(Records from a data collection)

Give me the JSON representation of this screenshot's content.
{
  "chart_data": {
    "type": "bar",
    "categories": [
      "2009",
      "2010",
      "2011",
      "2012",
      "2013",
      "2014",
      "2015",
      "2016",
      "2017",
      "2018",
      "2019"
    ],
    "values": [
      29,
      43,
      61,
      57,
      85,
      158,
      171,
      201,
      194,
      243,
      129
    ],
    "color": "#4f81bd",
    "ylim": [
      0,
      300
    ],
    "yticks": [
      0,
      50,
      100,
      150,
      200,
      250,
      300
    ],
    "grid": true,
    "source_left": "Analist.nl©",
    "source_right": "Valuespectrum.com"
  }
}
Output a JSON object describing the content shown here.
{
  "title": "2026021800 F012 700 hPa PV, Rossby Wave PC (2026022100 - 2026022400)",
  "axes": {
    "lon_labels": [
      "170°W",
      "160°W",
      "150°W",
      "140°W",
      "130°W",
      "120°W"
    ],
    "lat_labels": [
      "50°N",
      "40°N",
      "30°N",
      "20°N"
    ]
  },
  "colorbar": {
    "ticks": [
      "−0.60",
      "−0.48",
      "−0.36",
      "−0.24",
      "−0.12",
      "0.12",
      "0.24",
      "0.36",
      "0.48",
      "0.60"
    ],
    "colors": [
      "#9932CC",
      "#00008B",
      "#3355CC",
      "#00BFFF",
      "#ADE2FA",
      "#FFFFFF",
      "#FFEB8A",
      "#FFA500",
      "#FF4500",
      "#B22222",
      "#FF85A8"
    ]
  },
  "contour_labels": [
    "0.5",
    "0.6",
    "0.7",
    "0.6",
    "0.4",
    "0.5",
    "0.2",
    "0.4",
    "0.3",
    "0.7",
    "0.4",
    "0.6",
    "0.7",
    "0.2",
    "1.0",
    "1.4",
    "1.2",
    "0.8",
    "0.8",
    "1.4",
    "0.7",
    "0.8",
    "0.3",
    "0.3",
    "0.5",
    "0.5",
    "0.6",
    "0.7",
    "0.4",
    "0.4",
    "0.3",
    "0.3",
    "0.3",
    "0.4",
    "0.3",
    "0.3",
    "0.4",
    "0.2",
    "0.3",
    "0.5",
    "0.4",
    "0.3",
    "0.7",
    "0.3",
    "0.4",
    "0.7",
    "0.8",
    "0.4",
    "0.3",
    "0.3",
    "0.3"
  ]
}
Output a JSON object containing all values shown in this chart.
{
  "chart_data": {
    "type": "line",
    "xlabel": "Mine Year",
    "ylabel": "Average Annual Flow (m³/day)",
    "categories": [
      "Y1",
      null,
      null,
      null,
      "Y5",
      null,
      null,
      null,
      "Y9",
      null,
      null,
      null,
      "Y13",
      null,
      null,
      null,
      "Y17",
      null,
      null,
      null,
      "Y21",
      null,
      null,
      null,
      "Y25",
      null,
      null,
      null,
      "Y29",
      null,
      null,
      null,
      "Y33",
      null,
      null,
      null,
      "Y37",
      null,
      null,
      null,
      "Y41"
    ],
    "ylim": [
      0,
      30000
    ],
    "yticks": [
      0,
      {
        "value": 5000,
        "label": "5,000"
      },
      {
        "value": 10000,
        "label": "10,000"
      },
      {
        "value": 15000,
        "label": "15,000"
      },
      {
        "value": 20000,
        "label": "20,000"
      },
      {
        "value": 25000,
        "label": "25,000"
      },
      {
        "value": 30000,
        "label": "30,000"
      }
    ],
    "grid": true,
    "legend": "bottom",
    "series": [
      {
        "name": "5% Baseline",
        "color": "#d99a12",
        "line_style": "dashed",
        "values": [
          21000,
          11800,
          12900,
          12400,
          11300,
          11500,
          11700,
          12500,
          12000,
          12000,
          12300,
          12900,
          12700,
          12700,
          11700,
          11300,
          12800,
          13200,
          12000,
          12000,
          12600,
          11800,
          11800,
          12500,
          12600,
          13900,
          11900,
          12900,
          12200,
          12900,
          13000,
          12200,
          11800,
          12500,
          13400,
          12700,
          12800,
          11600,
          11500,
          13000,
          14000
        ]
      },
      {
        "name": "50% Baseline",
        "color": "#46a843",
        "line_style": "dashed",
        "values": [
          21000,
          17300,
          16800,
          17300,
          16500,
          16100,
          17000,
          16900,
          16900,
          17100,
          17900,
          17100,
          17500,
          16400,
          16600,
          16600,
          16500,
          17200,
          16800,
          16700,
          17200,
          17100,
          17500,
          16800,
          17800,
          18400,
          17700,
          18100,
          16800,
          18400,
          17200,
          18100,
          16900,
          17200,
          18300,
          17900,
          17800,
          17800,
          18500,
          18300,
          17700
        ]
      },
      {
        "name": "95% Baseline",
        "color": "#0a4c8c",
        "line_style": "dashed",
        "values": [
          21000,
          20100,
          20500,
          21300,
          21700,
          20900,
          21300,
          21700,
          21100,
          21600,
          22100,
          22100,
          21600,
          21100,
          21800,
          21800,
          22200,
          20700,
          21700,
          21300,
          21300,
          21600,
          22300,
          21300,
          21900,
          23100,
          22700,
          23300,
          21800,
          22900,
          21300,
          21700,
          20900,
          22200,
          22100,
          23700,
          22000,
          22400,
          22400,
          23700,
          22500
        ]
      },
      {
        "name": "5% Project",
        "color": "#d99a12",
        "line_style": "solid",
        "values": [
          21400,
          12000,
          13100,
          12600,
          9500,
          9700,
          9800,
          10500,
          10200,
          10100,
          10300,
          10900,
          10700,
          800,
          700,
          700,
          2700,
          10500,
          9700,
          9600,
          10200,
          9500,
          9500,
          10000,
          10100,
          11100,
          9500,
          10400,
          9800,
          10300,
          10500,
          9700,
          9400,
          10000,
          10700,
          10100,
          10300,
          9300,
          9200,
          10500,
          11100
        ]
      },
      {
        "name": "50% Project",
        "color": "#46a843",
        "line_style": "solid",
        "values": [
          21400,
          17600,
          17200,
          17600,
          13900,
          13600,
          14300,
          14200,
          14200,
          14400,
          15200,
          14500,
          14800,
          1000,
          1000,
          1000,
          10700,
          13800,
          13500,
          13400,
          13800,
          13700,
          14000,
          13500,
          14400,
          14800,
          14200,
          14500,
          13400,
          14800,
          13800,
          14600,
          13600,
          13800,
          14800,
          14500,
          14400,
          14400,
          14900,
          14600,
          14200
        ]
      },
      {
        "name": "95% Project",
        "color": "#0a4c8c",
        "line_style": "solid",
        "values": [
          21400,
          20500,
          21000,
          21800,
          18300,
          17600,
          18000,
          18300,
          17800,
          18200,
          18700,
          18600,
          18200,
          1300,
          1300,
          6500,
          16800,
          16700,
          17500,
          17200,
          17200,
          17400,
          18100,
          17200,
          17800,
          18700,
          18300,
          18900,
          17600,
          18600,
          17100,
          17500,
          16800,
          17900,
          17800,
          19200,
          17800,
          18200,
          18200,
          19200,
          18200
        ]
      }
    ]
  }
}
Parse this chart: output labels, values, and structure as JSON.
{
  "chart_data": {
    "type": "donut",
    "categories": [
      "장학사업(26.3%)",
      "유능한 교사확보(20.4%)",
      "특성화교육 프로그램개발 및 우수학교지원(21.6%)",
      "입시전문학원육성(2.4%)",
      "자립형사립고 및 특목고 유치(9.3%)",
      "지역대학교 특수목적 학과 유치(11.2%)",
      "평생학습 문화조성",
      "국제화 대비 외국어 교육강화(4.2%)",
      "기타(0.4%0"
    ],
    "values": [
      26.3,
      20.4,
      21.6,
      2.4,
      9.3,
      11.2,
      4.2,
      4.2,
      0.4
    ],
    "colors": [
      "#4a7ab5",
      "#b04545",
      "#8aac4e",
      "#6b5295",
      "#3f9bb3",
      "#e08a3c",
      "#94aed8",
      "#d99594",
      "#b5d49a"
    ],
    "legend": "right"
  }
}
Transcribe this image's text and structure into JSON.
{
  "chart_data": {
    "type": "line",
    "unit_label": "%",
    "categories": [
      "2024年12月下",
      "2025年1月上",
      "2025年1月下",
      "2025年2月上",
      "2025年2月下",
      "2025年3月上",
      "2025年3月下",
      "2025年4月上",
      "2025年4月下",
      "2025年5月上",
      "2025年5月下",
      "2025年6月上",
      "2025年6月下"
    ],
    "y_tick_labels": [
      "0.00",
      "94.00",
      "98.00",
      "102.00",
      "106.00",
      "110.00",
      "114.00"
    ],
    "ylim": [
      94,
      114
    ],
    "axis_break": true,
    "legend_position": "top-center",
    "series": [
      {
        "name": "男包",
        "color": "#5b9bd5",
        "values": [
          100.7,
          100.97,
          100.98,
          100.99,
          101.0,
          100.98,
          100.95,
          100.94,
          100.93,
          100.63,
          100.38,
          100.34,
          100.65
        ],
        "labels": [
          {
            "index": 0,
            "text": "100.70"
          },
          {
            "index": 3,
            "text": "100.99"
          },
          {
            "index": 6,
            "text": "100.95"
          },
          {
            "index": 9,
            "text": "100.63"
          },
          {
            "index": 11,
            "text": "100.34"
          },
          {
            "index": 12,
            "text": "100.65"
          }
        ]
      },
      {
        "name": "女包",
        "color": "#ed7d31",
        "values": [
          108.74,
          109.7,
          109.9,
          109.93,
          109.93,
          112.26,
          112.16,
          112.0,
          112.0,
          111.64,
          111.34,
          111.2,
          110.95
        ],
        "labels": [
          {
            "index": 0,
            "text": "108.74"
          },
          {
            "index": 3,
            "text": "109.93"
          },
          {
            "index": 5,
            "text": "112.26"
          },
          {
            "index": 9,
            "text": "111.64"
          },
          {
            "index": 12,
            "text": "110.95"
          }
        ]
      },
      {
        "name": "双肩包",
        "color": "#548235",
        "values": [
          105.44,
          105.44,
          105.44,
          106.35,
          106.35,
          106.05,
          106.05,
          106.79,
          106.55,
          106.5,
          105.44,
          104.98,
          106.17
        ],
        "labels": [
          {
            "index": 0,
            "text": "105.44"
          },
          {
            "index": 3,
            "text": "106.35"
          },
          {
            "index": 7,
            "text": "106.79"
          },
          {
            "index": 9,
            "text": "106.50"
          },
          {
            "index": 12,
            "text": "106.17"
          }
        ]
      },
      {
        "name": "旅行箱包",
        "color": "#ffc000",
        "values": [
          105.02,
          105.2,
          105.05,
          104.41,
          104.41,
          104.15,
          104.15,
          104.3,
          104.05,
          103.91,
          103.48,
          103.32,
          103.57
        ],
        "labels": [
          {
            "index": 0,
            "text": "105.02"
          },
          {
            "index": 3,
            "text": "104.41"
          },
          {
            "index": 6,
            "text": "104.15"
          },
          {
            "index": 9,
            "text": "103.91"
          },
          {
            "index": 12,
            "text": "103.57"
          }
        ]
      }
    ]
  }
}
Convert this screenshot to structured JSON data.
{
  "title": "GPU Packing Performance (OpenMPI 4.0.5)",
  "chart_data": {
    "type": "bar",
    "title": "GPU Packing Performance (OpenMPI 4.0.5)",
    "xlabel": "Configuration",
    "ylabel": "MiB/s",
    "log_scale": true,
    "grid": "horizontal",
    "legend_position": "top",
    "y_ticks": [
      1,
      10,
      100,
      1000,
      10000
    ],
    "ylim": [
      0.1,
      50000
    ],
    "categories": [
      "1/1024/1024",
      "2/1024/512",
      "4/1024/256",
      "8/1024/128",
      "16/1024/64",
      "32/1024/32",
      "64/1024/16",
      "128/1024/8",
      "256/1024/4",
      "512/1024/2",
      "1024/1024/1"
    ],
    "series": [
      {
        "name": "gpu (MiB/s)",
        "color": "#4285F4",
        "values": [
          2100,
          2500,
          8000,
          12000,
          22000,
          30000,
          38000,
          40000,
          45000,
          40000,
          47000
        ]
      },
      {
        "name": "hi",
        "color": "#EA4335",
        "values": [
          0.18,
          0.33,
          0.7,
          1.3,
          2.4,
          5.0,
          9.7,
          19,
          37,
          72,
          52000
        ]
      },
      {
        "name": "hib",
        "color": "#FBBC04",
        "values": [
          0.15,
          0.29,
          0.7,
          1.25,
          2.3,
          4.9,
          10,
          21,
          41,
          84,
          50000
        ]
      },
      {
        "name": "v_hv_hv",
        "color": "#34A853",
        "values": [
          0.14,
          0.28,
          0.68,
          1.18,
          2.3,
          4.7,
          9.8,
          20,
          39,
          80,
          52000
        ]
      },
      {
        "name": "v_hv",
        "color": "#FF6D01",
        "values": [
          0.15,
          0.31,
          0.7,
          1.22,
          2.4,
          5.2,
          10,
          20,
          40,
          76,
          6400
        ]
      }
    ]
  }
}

**EXERCISE DIRECTIONS:** Extract all lines from the material above that include the word "Performance".

**PROBLEM SOLUTION:**
  "title": "GPU Packing Performance (OpenMPI 4.0.5)",
    "title": "GPU Packing Performance (OpenMPI 4.0.5)",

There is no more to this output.